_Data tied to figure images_
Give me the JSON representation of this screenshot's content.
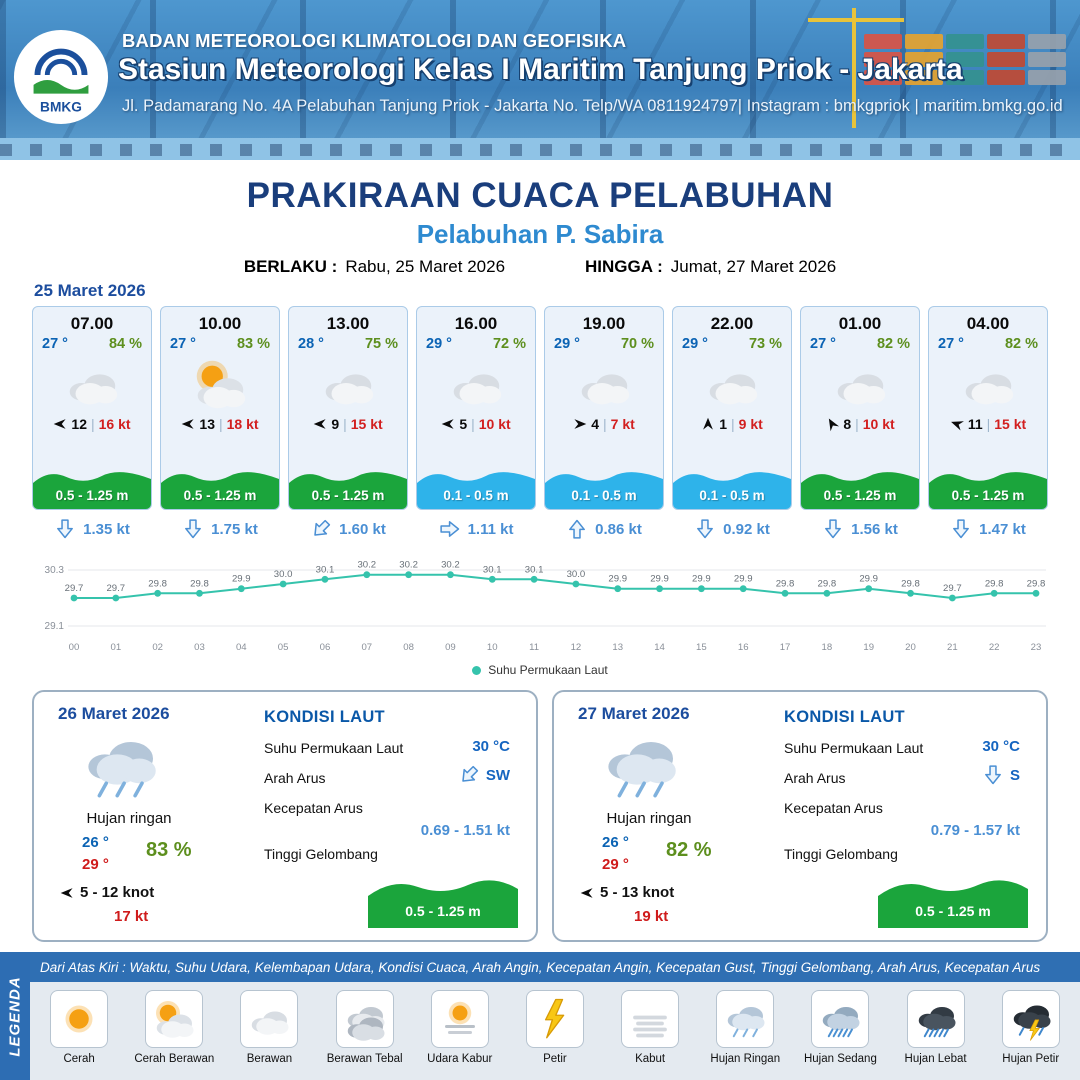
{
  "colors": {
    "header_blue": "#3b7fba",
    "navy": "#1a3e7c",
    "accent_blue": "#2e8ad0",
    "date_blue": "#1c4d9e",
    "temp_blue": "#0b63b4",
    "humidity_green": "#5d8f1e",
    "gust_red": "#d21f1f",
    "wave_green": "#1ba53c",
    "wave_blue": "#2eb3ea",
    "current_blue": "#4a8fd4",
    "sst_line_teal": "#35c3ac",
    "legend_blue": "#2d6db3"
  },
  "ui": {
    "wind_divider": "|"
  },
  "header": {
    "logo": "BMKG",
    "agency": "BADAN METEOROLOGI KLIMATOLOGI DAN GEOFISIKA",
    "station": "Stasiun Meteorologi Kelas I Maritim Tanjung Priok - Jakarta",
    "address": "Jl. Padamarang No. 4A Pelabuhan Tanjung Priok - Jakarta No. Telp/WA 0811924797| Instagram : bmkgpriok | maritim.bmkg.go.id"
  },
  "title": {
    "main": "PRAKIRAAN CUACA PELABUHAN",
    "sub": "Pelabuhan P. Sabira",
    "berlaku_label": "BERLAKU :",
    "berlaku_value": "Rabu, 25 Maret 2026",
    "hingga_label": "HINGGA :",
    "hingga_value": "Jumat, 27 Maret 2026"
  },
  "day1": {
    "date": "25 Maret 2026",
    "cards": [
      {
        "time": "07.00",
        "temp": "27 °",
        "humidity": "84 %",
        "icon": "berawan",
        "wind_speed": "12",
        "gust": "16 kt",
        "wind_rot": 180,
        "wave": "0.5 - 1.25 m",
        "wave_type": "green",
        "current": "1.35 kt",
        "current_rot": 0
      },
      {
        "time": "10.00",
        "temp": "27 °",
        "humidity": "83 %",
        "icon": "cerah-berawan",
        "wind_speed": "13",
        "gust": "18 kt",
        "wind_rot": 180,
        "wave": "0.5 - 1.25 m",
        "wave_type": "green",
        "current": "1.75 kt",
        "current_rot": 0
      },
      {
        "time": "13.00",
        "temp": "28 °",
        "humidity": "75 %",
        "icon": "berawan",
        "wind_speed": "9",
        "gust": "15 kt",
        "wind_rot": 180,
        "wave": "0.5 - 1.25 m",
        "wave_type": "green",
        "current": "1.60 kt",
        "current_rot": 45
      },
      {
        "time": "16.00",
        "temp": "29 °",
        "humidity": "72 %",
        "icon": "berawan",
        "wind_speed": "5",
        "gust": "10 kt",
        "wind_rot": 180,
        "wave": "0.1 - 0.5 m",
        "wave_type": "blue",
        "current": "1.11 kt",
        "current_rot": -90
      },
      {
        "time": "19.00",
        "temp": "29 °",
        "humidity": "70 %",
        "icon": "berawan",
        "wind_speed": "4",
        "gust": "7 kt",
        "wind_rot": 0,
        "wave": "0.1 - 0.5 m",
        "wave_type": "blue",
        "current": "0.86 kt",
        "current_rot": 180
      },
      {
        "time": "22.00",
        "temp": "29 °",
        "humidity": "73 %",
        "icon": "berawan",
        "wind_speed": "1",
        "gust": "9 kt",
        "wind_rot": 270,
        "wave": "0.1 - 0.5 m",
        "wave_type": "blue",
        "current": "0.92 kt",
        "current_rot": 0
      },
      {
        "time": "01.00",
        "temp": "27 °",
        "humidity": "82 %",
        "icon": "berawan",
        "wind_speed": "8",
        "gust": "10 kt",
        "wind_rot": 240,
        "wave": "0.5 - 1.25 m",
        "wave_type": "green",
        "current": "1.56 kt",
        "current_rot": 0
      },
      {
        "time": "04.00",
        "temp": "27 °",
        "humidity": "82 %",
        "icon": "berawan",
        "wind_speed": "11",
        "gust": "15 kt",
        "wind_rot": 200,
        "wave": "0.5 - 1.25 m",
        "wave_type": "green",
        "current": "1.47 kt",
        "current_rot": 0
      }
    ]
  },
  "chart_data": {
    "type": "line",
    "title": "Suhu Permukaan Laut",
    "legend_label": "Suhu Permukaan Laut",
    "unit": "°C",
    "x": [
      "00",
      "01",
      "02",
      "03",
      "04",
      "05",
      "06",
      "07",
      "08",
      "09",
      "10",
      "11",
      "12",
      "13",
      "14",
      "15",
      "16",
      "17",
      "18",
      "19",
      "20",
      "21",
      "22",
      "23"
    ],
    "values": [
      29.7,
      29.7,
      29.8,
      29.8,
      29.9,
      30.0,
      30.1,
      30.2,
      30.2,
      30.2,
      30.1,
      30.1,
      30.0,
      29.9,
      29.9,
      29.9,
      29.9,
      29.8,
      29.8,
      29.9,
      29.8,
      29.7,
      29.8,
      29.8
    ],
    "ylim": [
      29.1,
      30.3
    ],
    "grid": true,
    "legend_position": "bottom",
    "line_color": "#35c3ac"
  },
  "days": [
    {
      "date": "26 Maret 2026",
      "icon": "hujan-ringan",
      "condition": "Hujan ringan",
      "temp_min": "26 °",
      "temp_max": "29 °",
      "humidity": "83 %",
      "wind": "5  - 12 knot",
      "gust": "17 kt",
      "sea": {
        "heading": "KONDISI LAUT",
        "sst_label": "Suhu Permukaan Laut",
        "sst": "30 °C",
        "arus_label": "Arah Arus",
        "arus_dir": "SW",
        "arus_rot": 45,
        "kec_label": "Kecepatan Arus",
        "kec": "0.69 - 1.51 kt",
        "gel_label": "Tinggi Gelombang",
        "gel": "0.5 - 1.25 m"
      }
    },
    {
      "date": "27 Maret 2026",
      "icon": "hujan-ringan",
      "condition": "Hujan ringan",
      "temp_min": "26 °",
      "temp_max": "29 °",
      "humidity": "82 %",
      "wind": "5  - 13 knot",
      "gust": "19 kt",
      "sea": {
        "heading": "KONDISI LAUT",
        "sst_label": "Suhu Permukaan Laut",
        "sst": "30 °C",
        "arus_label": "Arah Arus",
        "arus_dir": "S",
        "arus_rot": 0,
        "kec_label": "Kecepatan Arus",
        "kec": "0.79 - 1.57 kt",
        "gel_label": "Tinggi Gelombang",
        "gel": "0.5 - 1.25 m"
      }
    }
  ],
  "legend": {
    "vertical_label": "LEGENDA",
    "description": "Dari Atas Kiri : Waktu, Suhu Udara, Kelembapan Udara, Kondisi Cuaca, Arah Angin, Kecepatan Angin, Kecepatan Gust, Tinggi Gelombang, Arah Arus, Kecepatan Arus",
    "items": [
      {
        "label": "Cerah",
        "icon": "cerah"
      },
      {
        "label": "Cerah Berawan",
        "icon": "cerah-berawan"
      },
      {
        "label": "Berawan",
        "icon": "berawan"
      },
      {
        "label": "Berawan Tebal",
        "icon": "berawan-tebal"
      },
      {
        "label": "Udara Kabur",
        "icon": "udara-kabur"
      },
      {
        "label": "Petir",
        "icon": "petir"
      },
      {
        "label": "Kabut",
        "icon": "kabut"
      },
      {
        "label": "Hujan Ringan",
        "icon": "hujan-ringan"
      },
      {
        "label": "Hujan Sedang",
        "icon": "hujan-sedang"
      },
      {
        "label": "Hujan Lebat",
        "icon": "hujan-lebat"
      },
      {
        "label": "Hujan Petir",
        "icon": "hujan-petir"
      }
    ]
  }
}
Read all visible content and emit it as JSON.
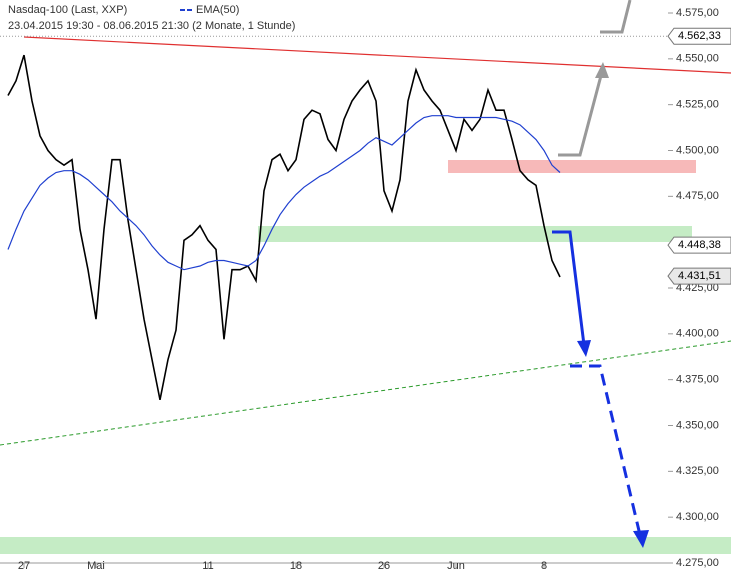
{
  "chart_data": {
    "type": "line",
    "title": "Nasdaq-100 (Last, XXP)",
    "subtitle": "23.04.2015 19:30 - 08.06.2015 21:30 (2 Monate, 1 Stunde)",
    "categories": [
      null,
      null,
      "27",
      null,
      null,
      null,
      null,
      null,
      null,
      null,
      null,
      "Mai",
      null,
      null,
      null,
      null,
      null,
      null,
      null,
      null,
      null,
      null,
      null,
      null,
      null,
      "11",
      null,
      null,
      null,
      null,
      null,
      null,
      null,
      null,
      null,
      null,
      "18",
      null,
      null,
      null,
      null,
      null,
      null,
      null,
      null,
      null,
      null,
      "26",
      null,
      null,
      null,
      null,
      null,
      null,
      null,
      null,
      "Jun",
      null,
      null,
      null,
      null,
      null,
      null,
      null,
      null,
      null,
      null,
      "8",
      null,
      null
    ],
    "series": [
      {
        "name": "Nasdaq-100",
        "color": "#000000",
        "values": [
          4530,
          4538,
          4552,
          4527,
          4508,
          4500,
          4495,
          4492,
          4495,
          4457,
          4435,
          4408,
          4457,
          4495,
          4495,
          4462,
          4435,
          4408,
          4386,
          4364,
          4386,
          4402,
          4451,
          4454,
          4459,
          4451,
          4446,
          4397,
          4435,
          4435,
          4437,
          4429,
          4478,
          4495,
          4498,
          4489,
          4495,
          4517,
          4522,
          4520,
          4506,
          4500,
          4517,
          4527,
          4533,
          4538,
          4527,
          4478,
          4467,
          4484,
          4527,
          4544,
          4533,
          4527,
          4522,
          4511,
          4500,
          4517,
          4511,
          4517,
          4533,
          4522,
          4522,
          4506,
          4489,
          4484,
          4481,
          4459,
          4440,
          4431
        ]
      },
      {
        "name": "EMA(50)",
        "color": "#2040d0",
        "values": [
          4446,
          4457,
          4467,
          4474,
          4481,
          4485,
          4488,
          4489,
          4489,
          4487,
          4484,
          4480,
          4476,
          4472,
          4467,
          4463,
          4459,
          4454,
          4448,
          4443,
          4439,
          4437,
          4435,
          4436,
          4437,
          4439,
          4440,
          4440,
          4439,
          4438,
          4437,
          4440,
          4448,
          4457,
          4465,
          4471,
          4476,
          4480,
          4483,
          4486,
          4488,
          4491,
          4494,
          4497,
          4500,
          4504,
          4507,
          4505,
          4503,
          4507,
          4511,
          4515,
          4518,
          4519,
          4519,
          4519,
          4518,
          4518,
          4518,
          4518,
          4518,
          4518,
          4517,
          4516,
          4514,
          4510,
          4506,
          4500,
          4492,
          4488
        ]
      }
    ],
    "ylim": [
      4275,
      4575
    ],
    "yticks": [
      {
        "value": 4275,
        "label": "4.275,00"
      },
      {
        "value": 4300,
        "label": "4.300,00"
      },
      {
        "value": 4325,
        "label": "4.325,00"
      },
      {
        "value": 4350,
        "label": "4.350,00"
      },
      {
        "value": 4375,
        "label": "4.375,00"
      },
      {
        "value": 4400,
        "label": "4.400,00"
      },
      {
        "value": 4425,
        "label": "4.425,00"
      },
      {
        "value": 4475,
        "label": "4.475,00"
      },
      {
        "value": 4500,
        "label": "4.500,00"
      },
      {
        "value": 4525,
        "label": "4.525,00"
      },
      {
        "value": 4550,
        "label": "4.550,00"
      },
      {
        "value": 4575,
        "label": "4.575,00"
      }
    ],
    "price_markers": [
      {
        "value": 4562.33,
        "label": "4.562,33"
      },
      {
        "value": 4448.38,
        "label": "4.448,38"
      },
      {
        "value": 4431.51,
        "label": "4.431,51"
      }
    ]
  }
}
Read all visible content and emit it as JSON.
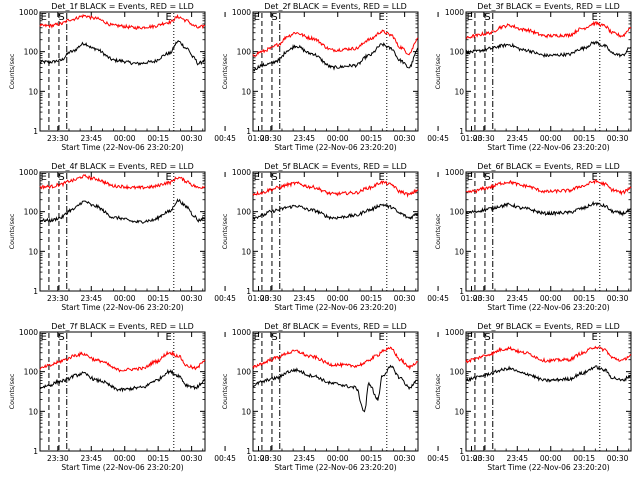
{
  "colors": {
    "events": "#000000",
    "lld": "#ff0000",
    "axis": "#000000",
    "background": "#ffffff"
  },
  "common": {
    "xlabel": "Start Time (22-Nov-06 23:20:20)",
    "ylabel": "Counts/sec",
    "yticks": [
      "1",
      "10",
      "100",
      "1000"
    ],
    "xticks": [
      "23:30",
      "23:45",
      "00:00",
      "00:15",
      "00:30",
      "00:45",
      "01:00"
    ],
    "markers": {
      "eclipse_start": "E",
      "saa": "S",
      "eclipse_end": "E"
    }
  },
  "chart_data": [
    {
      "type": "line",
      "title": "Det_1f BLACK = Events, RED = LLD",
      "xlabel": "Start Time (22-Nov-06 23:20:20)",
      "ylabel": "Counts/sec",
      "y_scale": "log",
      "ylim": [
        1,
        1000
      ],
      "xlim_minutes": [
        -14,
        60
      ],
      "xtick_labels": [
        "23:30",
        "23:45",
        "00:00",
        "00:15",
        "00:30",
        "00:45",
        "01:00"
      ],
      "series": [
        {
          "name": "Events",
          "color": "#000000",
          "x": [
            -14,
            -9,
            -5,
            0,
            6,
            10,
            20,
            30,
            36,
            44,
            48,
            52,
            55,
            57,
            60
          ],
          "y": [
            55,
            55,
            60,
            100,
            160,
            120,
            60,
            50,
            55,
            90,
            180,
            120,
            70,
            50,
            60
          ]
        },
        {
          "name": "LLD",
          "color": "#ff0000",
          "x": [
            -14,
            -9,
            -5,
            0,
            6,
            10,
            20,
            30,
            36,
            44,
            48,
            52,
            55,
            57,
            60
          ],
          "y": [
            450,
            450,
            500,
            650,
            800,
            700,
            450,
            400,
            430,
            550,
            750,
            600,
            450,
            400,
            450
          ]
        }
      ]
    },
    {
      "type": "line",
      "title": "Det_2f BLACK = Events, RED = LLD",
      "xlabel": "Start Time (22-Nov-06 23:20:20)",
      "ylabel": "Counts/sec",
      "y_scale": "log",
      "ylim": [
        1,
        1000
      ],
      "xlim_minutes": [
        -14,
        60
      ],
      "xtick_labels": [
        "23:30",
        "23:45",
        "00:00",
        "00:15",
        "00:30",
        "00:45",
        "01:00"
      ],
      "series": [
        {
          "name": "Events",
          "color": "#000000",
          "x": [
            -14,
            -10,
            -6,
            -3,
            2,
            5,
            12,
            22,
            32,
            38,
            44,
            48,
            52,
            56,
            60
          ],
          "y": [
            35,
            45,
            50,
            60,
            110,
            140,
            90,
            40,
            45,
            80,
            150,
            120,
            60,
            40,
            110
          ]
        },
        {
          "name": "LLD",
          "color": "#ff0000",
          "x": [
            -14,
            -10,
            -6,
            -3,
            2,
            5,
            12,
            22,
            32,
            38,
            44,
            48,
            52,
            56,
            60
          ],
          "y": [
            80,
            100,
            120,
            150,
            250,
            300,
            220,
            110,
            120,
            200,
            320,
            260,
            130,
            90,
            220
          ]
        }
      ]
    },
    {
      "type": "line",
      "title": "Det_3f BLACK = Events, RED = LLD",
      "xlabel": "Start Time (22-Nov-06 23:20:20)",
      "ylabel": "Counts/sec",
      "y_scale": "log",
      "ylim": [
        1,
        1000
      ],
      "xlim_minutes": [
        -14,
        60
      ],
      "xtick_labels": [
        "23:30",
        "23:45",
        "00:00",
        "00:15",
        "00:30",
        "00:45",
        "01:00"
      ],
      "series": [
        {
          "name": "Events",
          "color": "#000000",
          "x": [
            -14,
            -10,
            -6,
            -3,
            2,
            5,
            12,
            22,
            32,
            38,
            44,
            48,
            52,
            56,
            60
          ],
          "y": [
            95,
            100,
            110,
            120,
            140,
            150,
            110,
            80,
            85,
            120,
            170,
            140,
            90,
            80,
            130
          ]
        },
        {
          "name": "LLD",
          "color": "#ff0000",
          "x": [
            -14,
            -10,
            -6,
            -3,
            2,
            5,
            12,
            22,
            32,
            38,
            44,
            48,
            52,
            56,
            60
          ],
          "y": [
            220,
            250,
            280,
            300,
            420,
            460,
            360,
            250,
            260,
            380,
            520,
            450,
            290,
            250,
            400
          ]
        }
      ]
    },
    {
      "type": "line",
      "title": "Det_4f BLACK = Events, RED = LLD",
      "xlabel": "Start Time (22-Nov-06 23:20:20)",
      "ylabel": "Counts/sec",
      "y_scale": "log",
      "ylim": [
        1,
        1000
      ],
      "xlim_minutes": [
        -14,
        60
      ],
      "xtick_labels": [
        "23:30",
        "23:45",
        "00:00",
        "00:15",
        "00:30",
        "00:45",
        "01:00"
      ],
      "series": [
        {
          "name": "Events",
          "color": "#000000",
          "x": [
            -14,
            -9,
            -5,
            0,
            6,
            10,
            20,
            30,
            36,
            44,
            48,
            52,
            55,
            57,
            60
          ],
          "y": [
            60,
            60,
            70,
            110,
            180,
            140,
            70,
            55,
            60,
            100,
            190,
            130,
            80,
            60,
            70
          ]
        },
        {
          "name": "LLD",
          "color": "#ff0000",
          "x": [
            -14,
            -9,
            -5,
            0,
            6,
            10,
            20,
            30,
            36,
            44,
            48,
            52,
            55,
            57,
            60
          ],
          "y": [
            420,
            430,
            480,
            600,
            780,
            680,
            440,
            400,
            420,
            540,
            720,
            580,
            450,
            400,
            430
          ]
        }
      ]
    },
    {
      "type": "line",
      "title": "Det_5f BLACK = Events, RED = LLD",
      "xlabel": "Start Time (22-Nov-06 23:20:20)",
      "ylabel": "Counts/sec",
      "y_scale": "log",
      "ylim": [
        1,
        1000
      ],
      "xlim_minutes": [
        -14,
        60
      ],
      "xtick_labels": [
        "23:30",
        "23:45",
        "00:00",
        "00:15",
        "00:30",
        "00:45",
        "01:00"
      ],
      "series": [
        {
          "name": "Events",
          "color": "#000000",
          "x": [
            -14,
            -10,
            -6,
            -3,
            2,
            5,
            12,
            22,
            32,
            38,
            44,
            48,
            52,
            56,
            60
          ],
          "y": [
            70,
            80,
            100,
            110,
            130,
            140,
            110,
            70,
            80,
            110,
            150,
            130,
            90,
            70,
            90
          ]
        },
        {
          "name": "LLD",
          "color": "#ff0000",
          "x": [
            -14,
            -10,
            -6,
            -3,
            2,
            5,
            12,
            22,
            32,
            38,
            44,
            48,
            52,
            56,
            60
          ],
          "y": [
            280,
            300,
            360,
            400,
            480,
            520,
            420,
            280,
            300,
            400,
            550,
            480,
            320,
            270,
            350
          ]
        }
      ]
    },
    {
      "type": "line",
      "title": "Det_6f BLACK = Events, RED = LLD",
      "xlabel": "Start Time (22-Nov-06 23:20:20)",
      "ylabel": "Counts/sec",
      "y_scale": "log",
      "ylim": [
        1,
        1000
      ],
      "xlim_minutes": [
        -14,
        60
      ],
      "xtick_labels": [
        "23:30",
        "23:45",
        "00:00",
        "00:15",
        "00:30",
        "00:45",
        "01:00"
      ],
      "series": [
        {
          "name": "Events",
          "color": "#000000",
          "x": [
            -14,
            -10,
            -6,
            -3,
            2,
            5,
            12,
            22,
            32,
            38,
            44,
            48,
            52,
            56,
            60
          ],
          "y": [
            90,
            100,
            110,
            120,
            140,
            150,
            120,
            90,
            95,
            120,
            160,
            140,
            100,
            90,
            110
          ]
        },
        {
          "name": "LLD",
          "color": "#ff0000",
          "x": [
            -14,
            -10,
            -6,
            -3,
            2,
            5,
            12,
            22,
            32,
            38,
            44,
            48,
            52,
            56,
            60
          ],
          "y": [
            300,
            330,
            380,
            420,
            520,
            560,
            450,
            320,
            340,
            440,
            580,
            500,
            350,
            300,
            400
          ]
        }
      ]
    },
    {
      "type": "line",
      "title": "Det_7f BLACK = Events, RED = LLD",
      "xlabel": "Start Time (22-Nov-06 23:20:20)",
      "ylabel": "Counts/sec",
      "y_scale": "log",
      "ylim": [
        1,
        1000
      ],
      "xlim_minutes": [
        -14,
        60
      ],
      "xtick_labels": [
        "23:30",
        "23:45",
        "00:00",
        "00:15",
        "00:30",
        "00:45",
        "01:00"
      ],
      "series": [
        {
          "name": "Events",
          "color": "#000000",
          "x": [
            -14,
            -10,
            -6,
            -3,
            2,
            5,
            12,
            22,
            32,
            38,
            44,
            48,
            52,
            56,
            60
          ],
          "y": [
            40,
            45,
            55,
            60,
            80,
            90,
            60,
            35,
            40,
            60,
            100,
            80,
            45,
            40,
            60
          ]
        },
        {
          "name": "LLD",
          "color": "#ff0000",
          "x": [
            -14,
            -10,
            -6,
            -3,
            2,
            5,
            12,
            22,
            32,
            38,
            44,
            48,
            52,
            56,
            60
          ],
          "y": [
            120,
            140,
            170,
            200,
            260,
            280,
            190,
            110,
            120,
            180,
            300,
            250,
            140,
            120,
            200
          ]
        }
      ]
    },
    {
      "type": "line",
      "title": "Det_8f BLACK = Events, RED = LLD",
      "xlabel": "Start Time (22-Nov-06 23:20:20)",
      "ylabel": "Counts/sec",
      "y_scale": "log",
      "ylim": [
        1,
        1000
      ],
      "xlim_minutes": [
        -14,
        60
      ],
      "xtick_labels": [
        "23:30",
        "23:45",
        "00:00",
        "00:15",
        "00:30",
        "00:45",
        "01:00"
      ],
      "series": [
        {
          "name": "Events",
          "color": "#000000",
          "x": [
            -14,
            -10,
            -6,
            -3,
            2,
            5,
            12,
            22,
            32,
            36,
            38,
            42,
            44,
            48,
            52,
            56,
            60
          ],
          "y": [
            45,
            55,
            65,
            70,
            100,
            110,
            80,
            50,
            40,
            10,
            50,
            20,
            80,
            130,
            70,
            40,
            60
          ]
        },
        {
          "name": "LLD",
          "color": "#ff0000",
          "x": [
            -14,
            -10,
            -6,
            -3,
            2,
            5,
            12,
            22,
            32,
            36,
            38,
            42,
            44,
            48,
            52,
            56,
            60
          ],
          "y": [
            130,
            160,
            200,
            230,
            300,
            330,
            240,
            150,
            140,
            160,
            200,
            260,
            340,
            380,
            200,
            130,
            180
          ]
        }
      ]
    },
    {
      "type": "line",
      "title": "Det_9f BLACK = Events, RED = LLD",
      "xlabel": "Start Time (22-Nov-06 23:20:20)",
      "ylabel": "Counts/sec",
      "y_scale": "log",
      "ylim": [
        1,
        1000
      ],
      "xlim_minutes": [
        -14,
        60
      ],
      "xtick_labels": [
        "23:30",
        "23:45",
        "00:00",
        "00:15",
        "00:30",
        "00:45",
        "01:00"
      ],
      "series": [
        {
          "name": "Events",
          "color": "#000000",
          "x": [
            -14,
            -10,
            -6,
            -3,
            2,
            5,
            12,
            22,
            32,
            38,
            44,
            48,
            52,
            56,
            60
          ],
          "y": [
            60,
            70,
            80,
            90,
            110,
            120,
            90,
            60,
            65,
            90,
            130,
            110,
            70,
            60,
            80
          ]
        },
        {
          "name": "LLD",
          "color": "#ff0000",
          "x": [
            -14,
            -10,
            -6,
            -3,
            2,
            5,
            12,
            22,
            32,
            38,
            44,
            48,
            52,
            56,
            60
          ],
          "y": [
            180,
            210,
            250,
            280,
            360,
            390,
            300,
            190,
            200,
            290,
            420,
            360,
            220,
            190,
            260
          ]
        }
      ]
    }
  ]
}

_Your instructions_
Which lines hold the string "Tanjung"? Copy all of them from the data above.

_Result for this task_
    "station": "Stasiun Meteorologi Kelas I Maritim Tanjung Priok - Jakarta",
    "address": "Jl. Padamarang No. 4A Pelabuhan Tanjung Priok - Jakarta No. Telp/WA 0811924797| Instagram : bmkgpriok | maritim.bmkg.go.id"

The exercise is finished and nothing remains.